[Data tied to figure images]
++++++
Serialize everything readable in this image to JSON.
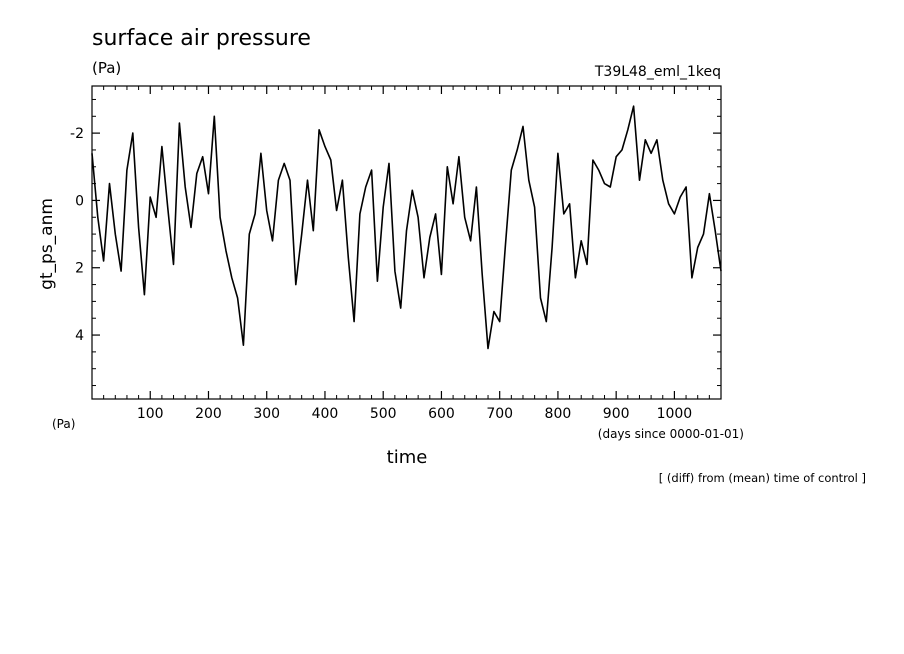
{
  "chart_data": {
    "type": "line",
    "title": "surface air pressure",
    "units": "(Pa)",
    "experiment": "T39L48_eml_1keq",
    "ylabel": "gt_ps_anm",
    "ylabel_units": "(Pa)",
    "xlabel": "time",
    "xlabel_units": "(days since 0000-01-01)",
    "footnote": "[ (diff) from (mean) time of control ]",
    "x_ticks": [
      100,
      200,
      300,
      400,
      500,
      600,
      700,
      800,
      900,
      1000
    ],
    "y_ticks": [
      -2,
      0,
      2,
      4
    ],
    "y_reversed": true,
    "xlim": [
      0,
      1080
    ],
    "ylim": [
      -3.4,
      5.9
    ],
    "series": [
      {
        "color": "#000000",
        "x": [
          0,
          10,
          20,
          30,
          40,
          50,
          60,
          70,
          80,
          90,
          100,
          110,
          120,
          130,
          140,
          150,
          160,
          170,
          180,
          190,
          200,
          210,
          220,
          230,
          240,
          250,
          260,
          270,
          280,
          290,
          300,
          310,
          320,
          330,
          340,
          350,
          360,
          370,
          380,
          390,
          400,
          410,
          420,
          430,
          440,
          450,
          460,
          470,
          480,
          490,
          500,
          510,
          520,
          530,
          540,
          550,
          560,
          570,
          580,
          590,
          600,
          610,
          620,
          630,
          640,
          650,
          660,
          670,
          680,
          690,
          700,
          710,
          720,
          730,
          740,
          750,
          760,
          770,
          780,
          790,
          800,
          810,
          820,
          830,
          840,
          850,
          860,
          870,
          880,
          890,
          900,
          910,
          920,
          930,
          940,
          950,
          960,
          970,
          980,
          990,
          1000,
          1010,
          1020,
          1030,
          1040,
          1050,
          1060,
          1070,
          1080
        ],
        "values": [
          -1.4,
          0.5,
          1.8,
          -0.5,
          1.0,
          2.1,
          -0.9,
          -2.0,
          0.8,
          2.8,
          -0.1,
          0.5,
          -1.6,
          0.2,
          1.9,
          -2.3,
          -0.4,
          0.8,
          -0.8,
          -1.3,
          -0.2,
          -2.5,
          0.5,
          1.5,
          2.3,
          2.9,
          4.3,
          1.0,
          0.4,
          -1.4,
          0.3,
          1.2,
          -0.6,
          -1.1,
          -0.6,
          2.5,
          1.0,
          -0.6,
          0.9,
          -2.1,
          -1.6,
          -1.2,
          0.3,
          -0.6,
          1.7,
          3.6,
          0.4,
          -0.4,
          -0.9,
          2.4,
          0.2,
          -1.1,
          2.1,
          3.2,
          0.9,
          -0.3,
          0.5,
          2.3,
          1.1,
          0.4,
          2.2,
          -1.0,
          0.1,
          -1.3,
          0.5,
          1.2,
          -0.4,
          2.2,
          4.4,
          3.3,
          3.6,
          1.3,
          -0.9,
          -1.5,
          -2.2,
          -0.6,
          0.2,
          2.9,
          3.6,
          1.4,
          -1.4,
          0.4,
          0.1,
          2.3,
          1.2,
          1.9,
          -1.2,
          -0.9,
          -0.5,
          -0.4,
          -1.3,
          -1.5,
          -2.1,
          -2.8,
          -0.6,
          -1.8,
          -1.4,
          -1.8,
          -0.6,
          0.1,
          0.4,
          -0.1,
          -0.4,
          2.3,
          1.4,
          1.0,
          -0.2,
          0.9,
          2.1
        ]
      }
    ],
    "grid": false,
    "legend": "none"
  }
}
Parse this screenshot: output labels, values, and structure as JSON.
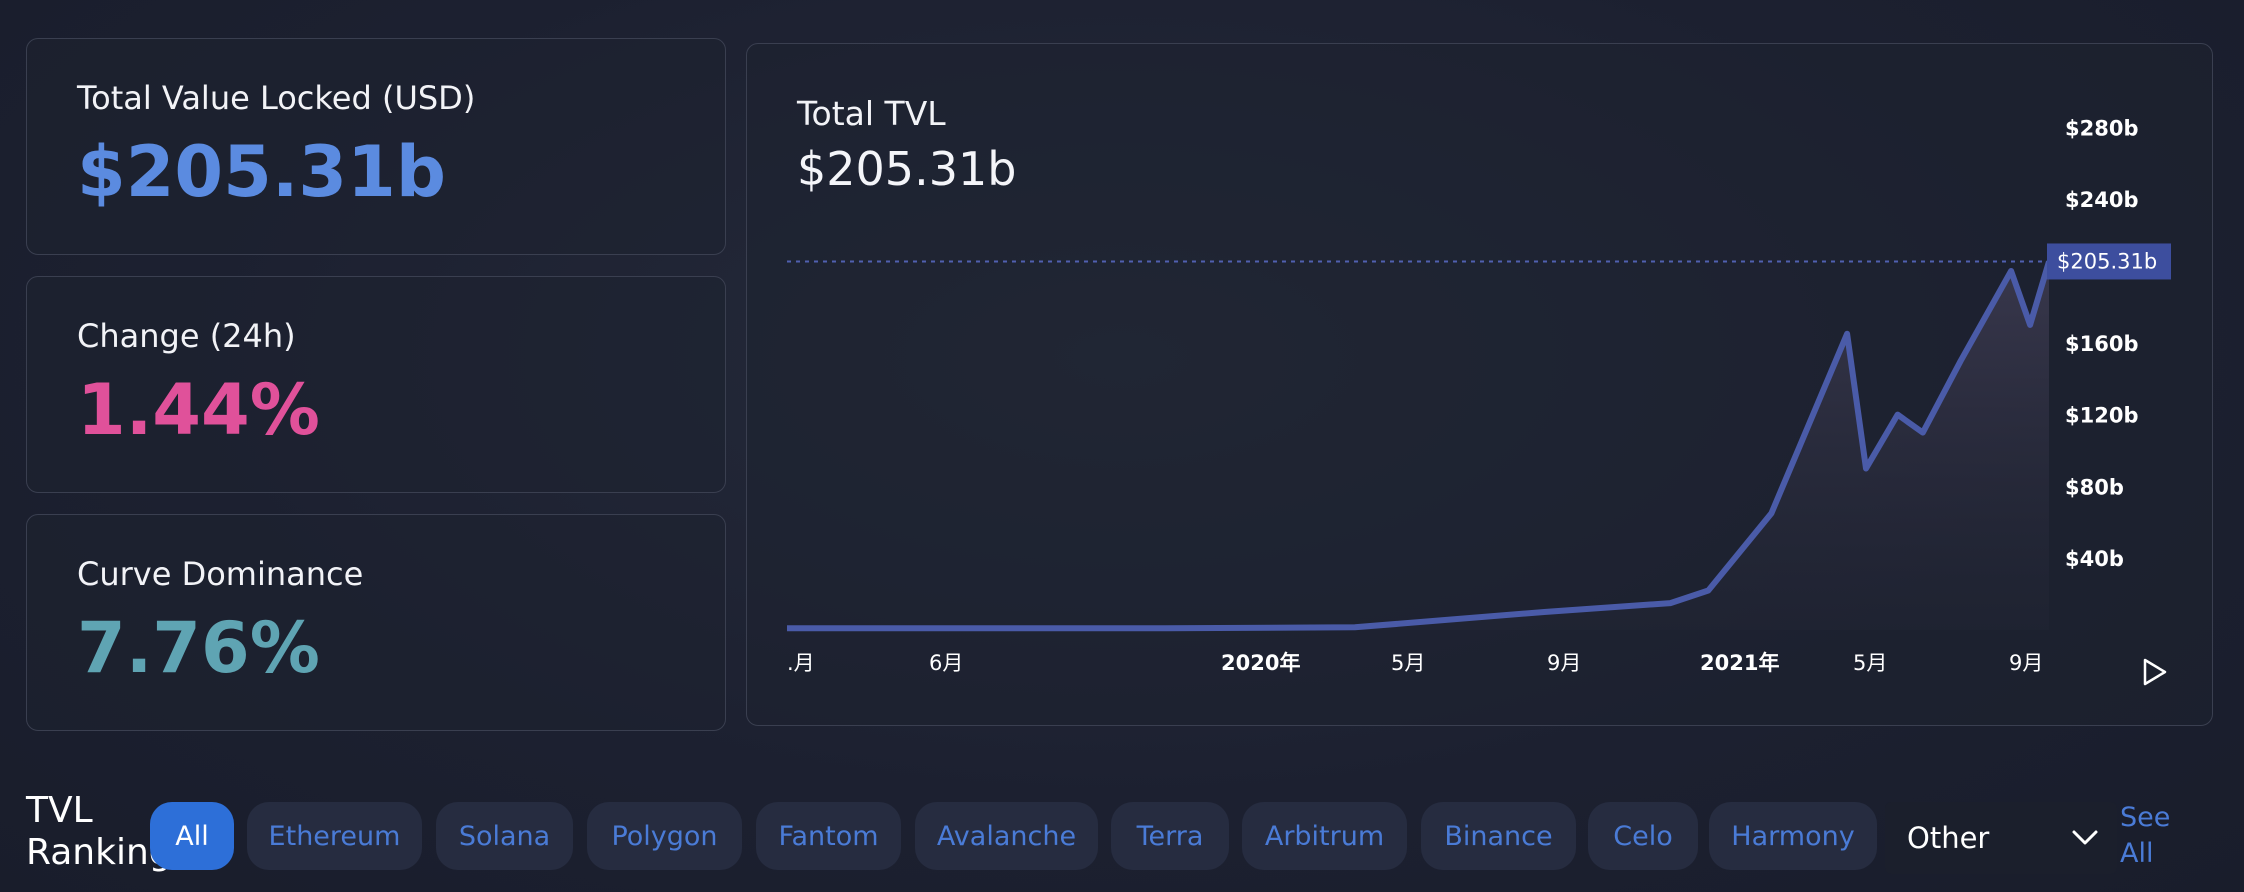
{
  "stats": [
    {
      "label": "Total Value Locked (USD)",
      "value": "$205.31b",
      "color": "#5b8be0"
    },
    {
      "label": "Change (24h)",
      "value": "1.44%",
      "color": "#e0519a"
    },
    {
      "label": "Curve Dominance",
      "value": "7.76%",
      "color": "#5fa4b3"
    }
  ],
  "chart": {
    "title": "Total TVL",
    "value": "$205.31b",
    "current_label": "$205.31b",
    "y_ticks": [
      "$280b",
      "$240b",
      "$160b",
      "$120b",
      "$80b",
      "$40b"
    ],
    "x_ticks": [
      ".月",
      "6月",
      "2020年",
      "5月",
      "9月",
      "2021年",
      "5月",
      "9月"
    ],
    "play_icon": "play-icon"
  },
  "chart_data": {
    "type": "area",
    "x": [
      "2019-04",
      "2019-06",
      "2019-09",
      "2020-01",
      "2020-05",
      "2020-09",
      "2020-12",
      "2021-01",
      "2021-03",
      "2021-05-10",
      "2021-05-20",
      "2021-06",
      "2021-07",
      "2021-08",
      "2021-09",
      "2021-09-20",
      "2021-10"
    ],
    "series": [
      {
        "values": [
          1,
          1,
          1,
          1,
          1.5,
          10,
          15,
          22,
          65,
          165,
          90,
          120,
          110,
          150,
          200,
          170,
          205.31
        ]
      }
    ],
    "y_unit": "$b",
    "ylim": [
      0,
      300
    ],
    "current_value": 205.31
  },
  "ranking": {
    "title": "TVL Rankings",
    "filters": [
      "All",
      "Ethereum",
      "Solana",
      "Polygon",
      "Fantom",
      "Avalanche",
      "Terra",
      "Arbitrum",
      "Binance",
      "Celo",
      "Harmony"
    ],
    "active": "All",
    "other_select": "Other",
    "see_all": "See All"
  },
  "colors": {
    "accent": "#2d6fd8",
    "line": "#4a5ba8"
  }
}
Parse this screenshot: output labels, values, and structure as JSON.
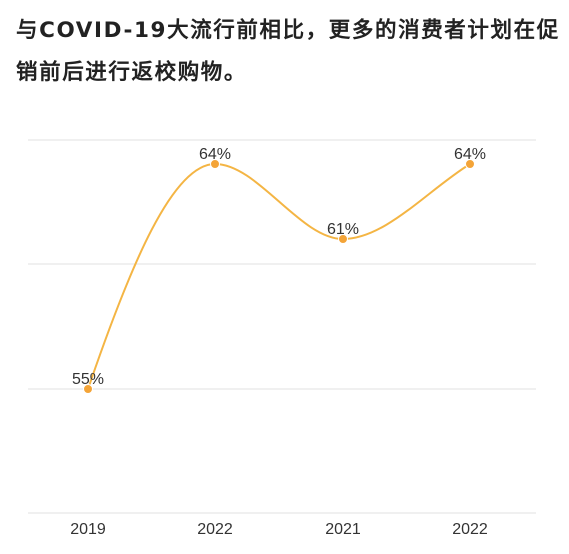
{
  "title": "与COVID-19大流行前相比，更多的消费者计划在促销前后进行返校购物。",
  "chart_data": {
    "type": "line",
    "title": "与COVID-19大流行前相比，更多的消费者计划在促销前后进行返校购物。",
    "categories": [
      "2019",
      "2022",
      "2021",
      "2022"
    ],
    "series": [
      {
        "values": [
          55,
          64,
          61,
          64
        ],
        "labels": [
          "55%",
          "64%",
          "61%",
          "64%"
        ]
      }
    ],
    "ylim": [
      50,
      65
    ],
    "y_unit": "%",
    "grid": true,
    "smooth": true,
    "line_color": "#f4b544",
    "marker_color": "#f4a437",
    "xlabel": "",
    "ylabel": ""
  }
}
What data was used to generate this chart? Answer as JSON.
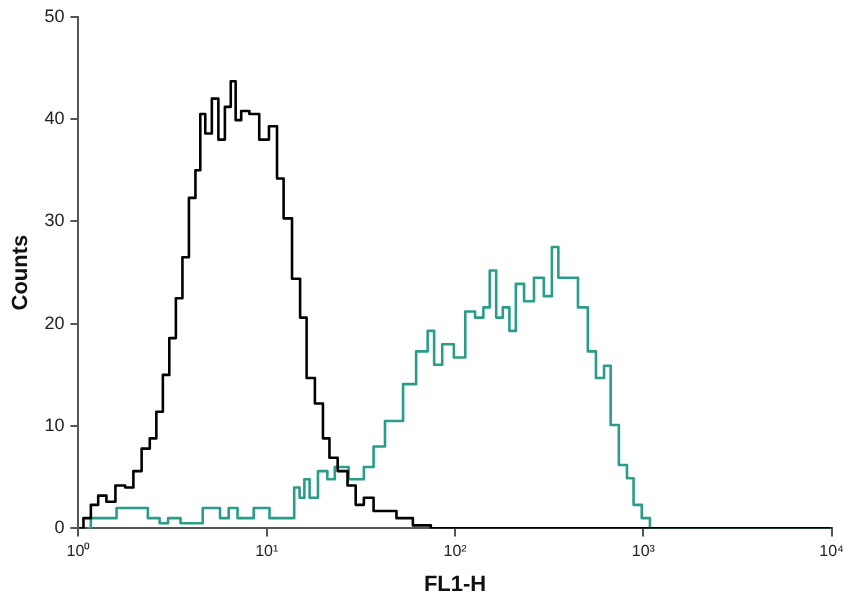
++++++
Pictures are to be left out; repeat all the remaining data exactly.

THE RESPONSE:
Serialize everything readable in this image to JSON.
{
  "chart_data": {
    "type": "line",
    "title": "surface air pressure",
    "units": "(Pa)",
    "experiment": "T39L48_eml_1keq",
    "ylabel": "gt_ps_anm",
    "ylabel_units": "(Pa)",
    "xlabel": "time",
    "xlabel_units": "(days since 0000-01-01)",
    "footnote": "[ (diff) from (mean) time of control ]",
    "x_ticks": [
      100,
      200,
      300,
      400,
      500,
      600,
      700,
      800,
      900,
      1000
    ],
    "y_ticks": [
      -2,
      0,
      2,
      4
    ],
    "y_reversed": true,
    "xlim": [
      0,
      1080
    ],
    "ylim": [
      -3.4,
      5.9
    ],
    "series": [
      {
        "color": "#000000",
        "x": [
          0,
          10,
          20,
          30,
          40,
          50,
          60,
          70,
          80,
          90,
          100,
          110,
          120,
          130,
          140,
          150,
          160,
          170,
          180,
          190,
          200,
          210,
          220,
          230,
          240,
          250,
          260,
          270,
          280,
          290,
          300,
          310,
          320,
          330,
          340,
          350,
          360,
          370,
          380,
          390,
          400,
          410,
          420,
          430,
          440,
          450,
          460,
          470,
          480,
          490,
          500,
          510,
          520,
          530,
          540,
          550,
          560,
          570,
          580,
          590,
          600,
          610,
          620,
          630,
          640,
          650,
          660,
          670,
          680,
          690,
          700,
          710,
          720,
          730,
          740,
          750,
          760,
          770,
          780,
          790,
          800,
          810,
          820,
          830,
          840,
          850,
          860,
          870,
          880,
          890,
          900,
          910,
          920,
          930,
          940,
          950,
          960,
          970,
          980,
          990,
          1000,
          1010,
          1020,
          1030,
          1040,
          1050,
          1060,
          1070,
          1080
        ],
        "values": [
          -1.4,
          0.5,
          1.8,
          -0.5,
          1.0,
          2.1,
          -0.9,
          -2.0,
          0.8,
          2.8,
          -0.1,
          0.5,
          -1.6,
          0.2,
          1.9,
          -2.3,
          -0.4,
          0.8,
          -0.8,
          -1.3,
          -0.2,
          -2.5,
          0.5,
          1.5,
          2.3,
          2.9,
          4.3,
          1.0,
          0.4,
          -1.4,
          0.3,
          1.2,
          -0.6,
          -1.1,
          -0.6,
          2.5,
          1.0,
          -0.6,
          0.9,
          -2.1,
          -1.6,
          -1.2,
          0.3,
          -0.6,
          1.7,
          3.6,
          0.4,
          -0.4,
          -0.9,
          2.4,
          0.2,
          -1.1,
          2.1,
          3.2,
          0.9,
          -0.3,
          0.5,
          2.3,
          1.1,
          0.4,
          2.2,
          -1.0,
          0.1,
          -1.3,
          0.5,
          1.2,
          -0.4,
          2.2,
          4.4,
          3.3,
          3.6,
          1.3,
          -0.9,
          -1.5,
          -2.2,
          -0.6,
          0.2,
          2.9,
          3.6,
          1.4,
          -1.4,
          0.4,
          0.1,
          2.3,
          1.2,
          1.9,
          -1.2,
          -0.9,
          -0.5,
          -0.4,
          -1.3,
          -1.5,
          -2.1,
          -2.8,
          -0.6,
          -1.8,
          -1.4,
          -1.8,
          -0.6,
          0.1,
          0.4,
          -0.1,
          -0.4,
          2.3,
          1.4,
          1.0,
          -0.2,
          0.9,
          2.1
        ]
      }
    ],
    "grid": false,
    "legend": "none"
  }
}
Parse this screenshot: output labels, values, and structure as JSON.
{
  "stats": [
    {
      "label": "Total Value Locked (USD)",
      "value": "$205.31b",
      "color": "#5b8be0"
    },
    {
      "label": "Change (24h)",
      "value": "1.44%",
      "color": "#e0519a"
    },
    {
      "label": "Curve Dominance",
      "value": "7.76%",
      "color": "#5fa4b3"
    }
  ],
  "chart": {
    "title": "Total TVL",
    "value": "$205.31b",
    "current_label": "$205.31b",
    "y_ticks": [
      "$280b",
      "$240b",
      "$160b",
      "$120b",
      "$80b",
      "$40b"
    ],
    "x_ticks": [
      ".月",
      "6月",
      "2020年",
      "5月",
      "9月",
      "2021年",
      "5月",
      "9月"
    ],
    "play_icon": "play-icon"
  },
  "chart_data": {
    "type": "area",
    "x": [
      "2019-04",
      "2019-06",
      "2019-09",
      "2020-01",
      "2020-05",
      "2020-09",
      "2020-12",
      "2021-01",
      "2021-03",
      "2021-05-10",
      "2021-05-20",
      "2021-06",
      "2021-07",
      "2021-08",
      "2021-09",
      "2021-09-20",
      "2021-10"
    ],
    "series": [
      {
        "values": [
          1,
          1,
          1,
          1,
          1.5,
          10,
          15,
          22,
          65,
          165,
          90,
          120,
          110,
          150,
          200,
          170,
          205.31
        ]
      }
    ],
    "y_unit": "$b",
    "ylim": [
      0,
      300
    ],
    "current_value": 205.31
  },
  "ranking": {
    "title": "TVL Rankings",
    "filters": [
      "All",
      "Ethereum",
      "Solana",
      "Polygon",
      "Fantom",
      "Avalanche",
      "Terra",
      "Arbitrum",
      "Binance",
      "Celo",
      "Harmony"
    ],
    "active": "All",
    "other_select": "Other",
    "see_all": "See All"
  },
  "colors": {
    "accent": "#2d6fd8",
    "line": "#4a5ba8"
  }
}
Parse this screenshot: output labels, values, and structure as JSON.
{
  "title": "与COVID-19大流行前相比，更多的消费者计划在促销前后进行返校购物。",
  "chart_data": {
    "type": "line",
    "title": "与COVID-19大流行前相比，更多的消费者计划在促销前后进行返校购物。",
    "categories": [
      "2019",
      "2022",
      "2021",
      "2022"
    ],
    "series": [
      {
        "values": [
          55,
          64,
          61,
          64
        ],
        "labels": [
          "55%",
          "64%",
          "61%",
          "64%"
        ]
      }
    ],
    "ylim": [
      50,
      65
    ],
    "y_unit": "%",
    "grid": true,
    "smooth": true,
    "line_color": "#f4b544",
    "marker_color": "#f4a437",
    "xlabel": "",
    "ylabel": ""
  }
}
What data was used to generate this chart? Answer as JSON.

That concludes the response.